-- SET TASK --
Leave out the pictures and restate the rest of the data exactly.

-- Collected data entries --
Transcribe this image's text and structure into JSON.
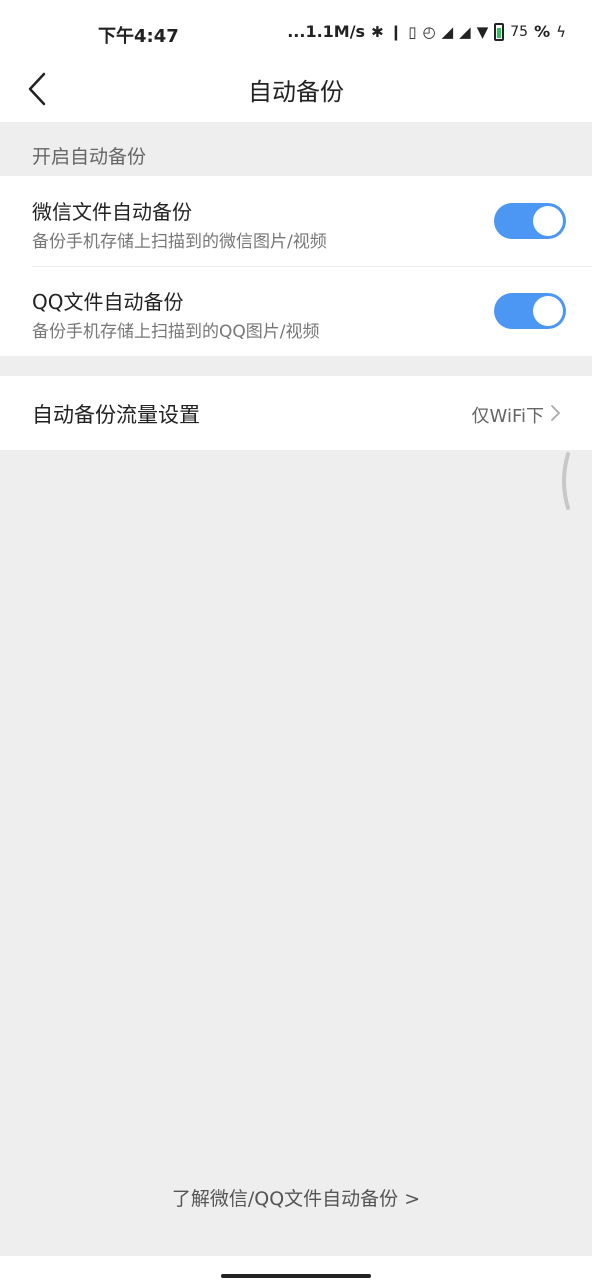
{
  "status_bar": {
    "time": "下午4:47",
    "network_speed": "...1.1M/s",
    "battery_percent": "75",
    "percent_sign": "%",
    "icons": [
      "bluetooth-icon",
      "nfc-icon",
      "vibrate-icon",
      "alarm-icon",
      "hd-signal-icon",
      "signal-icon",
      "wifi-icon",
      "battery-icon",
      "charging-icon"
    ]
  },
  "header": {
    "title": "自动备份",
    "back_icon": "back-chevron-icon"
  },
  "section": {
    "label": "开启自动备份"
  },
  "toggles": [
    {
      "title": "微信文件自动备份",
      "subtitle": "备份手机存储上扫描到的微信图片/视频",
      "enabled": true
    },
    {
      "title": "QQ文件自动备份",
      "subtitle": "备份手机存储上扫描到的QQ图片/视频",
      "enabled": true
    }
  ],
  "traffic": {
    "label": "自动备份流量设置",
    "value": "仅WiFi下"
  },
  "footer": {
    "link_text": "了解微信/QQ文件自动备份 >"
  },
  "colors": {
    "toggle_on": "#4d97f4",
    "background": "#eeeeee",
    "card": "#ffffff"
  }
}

-- WRITTEN RESPONSE --
Transcribe this image's text and structure into JSON.
{
  "status_bar": {
    "time": "下午4:47",
    "network_speed": "...1.1M/s",
    "battery_percent": "75",
    "percent_sign": "%",
    "icons": [
      "bluetooth-icon",
      "nfc-icon",
      "vibrate-icon",
      "alarm-icon",
      "hd-signal-icon",
      "signal-icon",
      "wifi-icon",
      "battery-icon",
      "charging-icon"
    ]
  },
  "header": {
    "title": "自动备份",
    "back_icon": "back-chevron-icon"
  },
  "section": {
    "label": "开启自动备份"
  },
  "toggles": [
    {
      "title": "微信文件自动备份",
      "subtitle": "备份手机存储上扫描到的微信图片/视频",
      "enabled": true
    },
    {
      "title": "QQ文件自动备份",
      "subtitle": "备份手机存储上扫描到的QQ图片/视频",
      "enabled": true
    }
  ],
  "traffic": {
    "label": "自动备份流量设置",
    "value": "仅WiFi下"
  },
  "footer": {
    "link_text": "了解微信/QQ文件自动备份 >"
  },
  "colors": {
    "toggle_on": "#4d97f4",
    "background": "#eeeeee",
    "card": "#ffffff"
  }
}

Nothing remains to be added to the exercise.